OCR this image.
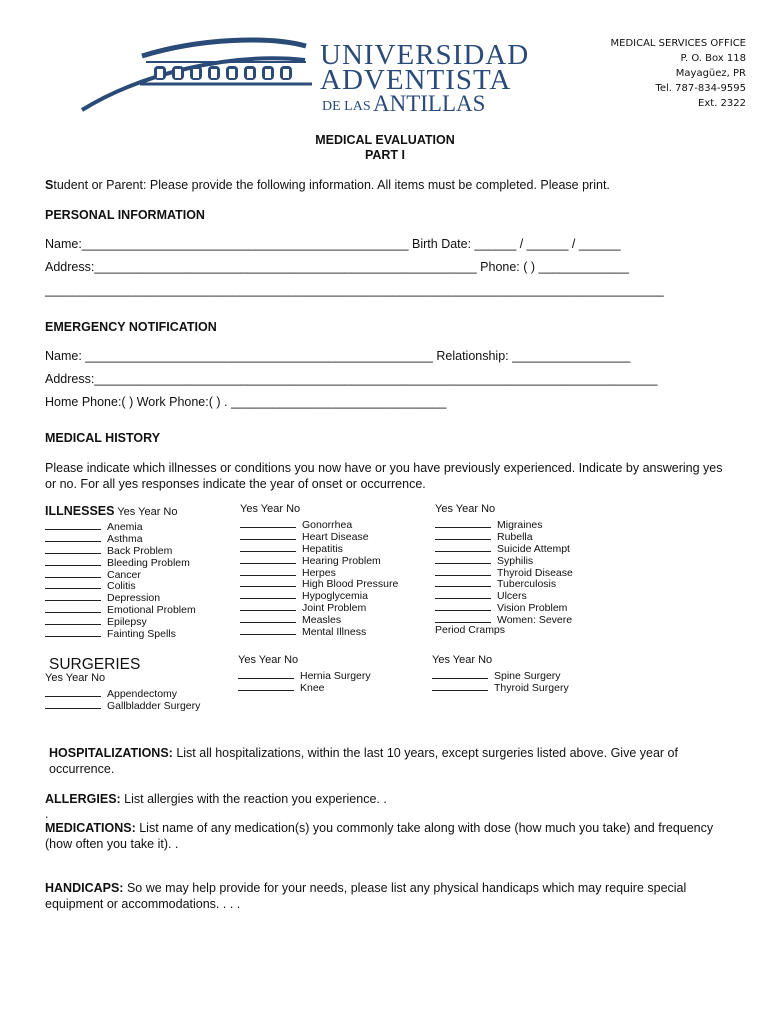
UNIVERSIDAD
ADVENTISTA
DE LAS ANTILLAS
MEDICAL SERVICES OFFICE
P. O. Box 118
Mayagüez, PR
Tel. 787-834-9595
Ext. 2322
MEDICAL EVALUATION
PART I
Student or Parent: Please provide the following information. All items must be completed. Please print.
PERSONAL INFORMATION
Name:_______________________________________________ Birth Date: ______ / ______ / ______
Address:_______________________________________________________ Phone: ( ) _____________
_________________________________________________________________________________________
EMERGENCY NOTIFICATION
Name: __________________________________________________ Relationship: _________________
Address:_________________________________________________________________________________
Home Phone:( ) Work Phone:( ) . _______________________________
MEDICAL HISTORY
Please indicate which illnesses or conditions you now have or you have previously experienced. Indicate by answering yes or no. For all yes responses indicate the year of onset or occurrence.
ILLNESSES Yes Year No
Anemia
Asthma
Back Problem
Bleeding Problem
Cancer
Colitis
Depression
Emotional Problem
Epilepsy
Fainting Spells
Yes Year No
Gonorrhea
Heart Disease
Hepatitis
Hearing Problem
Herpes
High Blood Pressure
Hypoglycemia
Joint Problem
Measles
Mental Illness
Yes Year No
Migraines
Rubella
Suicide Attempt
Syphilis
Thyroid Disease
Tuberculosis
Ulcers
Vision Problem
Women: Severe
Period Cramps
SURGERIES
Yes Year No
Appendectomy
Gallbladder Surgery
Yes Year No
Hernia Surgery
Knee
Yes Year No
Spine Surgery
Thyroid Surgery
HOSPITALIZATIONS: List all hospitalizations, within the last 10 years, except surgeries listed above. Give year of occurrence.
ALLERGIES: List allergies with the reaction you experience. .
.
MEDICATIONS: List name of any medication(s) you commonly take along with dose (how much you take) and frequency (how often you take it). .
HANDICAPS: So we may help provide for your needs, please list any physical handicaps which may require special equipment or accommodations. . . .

#####

### SHORT EXERCISE
For the listing above, identify each line bearing "occurrence".

### IN RESPONSE
Please indicate which illnesses or conditions you now have or you have previously experienced. Indicate by answering yes or no. For all yes responses indicate the year of onset or occurrence.
HOSPITALIZATIONS: List all hospitalizations, within the last 10 years, except surgeries listed above. Give year of occurrence.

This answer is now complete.